Stored data
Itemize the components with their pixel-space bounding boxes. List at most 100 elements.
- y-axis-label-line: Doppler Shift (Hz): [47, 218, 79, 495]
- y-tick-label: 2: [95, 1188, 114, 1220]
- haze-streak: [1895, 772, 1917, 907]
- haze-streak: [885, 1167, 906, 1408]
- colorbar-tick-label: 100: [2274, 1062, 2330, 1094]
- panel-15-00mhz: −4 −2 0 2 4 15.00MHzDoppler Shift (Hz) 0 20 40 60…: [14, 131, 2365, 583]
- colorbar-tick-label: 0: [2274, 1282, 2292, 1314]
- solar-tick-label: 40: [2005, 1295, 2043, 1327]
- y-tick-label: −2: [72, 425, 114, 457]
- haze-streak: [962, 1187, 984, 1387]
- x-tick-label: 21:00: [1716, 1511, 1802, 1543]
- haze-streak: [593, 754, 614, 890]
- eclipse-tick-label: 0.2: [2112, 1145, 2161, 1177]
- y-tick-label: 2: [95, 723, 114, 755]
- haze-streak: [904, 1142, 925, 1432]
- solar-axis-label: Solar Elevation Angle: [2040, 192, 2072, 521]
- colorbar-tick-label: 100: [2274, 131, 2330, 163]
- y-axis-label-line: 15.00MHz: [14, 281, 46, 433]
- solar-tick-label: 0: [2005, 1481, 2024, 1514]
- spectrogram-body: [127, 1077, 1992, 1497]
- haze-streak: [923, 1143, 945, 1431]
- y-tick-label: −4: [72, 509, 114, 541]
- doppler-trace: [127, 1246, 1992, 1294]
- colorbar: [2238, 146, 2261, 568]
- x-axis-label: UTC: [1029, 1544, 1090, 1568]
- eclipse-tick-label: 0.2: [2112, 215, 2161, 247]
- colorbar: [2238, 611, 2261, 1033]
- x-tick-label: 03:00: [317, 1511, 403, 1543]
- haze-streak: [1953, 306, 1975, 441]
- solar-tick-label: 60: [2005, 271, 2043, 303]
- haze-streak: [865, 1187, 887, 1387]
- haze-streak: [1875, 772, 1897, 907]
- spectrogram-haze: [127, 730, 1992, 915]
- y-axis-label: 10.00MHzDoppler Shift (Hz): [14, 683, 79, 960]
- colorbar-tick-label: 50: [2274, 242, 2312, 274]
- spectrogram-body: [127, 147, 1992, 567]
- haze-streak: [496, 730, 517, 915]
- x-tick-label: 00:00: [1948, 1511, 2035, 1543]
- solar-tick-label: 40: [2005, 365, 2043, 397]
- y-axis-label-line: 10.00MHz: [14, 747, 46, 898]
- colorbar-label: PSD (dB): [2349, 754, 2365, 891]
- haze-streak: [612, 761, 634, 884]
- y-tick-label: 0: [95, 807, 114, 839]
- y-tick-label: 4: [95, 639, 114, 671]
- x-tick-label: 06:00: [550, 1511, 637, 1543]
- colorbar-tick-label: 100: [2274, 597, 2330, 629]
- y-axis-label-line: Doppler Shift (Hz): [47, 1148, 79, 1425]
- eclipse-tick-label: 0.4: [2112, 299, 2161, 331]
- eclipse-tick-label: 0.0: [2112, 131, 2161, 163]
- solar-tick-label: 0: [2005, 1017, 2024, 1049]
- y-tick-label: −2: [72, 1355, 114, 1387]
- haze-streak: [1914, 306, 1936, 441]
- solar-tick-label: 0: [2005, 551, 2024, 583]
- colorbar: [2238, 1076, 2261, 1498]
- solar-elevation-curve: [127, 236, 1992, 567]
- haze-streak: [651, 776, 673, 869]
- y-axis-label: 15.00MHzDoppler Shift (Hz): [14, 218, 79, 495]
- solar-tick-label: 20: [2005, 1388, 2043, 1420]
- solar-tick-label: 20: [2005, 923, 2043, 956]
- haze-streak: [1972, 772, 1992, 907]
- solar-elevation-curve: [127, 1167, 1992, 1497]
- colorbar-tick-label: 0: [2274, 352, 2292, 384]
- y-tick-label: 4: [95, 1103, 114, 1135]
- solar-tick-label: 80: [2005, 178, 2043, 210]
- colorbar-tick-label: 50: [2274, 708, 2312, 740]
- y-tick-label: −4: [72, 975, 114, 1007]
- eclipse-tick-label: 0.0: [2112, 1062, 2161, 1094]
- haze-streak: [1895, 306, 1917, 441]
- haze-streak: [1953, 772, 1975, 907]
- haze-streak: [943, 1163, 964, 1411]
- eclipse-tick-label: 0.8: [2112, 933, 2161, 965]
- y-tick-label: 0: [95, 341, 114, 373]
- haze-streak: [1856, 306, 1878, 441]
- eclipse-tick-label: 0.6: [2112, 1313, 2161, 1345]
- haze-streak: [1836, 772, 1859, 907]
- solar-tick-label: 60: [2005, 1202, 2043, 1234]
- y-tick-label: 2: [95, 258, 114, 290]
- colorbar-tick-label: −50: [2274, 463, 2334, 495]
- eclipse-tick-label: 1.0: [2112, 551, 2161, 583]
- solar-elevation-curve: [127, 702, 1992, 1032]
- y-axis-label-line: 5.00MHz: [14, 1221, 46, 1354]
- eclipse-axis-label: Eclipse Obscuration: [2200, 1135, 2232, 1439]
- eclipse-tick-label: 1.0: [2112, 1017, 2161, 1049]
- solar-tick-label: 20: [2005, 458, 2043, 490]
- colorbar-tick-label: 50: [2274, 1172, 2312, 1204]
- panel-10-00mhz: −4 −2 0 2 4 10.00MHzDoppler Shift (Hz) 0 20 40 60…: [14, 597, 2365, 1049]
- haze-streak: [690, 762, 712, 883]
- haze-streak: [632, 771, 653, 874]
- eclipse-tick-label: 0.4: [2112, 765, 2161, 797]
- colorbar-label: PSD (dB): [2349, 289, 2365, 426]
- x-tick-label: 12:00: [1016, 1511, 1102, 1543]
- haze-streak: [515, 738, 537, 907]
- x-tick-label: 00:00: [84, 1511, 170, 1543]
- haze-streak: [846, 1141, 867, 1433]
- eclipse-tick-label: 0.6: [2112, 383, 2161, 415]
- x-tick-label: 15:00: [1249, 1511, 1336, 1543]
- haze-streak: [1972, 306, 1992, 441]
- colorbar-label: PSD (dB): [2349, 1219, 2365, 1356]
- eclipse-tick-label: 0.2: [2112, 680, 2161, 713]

## Problem to solve
Write out everything from the start of the records down to the line containing "- haze-streak: [885, 1167, 906, 1408]", swapping "Doppler Shift" for "Frequency Offset" and leaving the rest unchanged.

## Task result
Itemize the components with their pixel-space bounding boxes. List at most 100 elements.
- y-axis-label-line: Frequency Offset (Hz): [47, 218, 79, 495]
- y-tick-label: 2: [95, 1188, 114, 1220]
- haze-streak: [1895, 772, 1917, 907]
- haze-streak: [885, 1167, 906, 1408]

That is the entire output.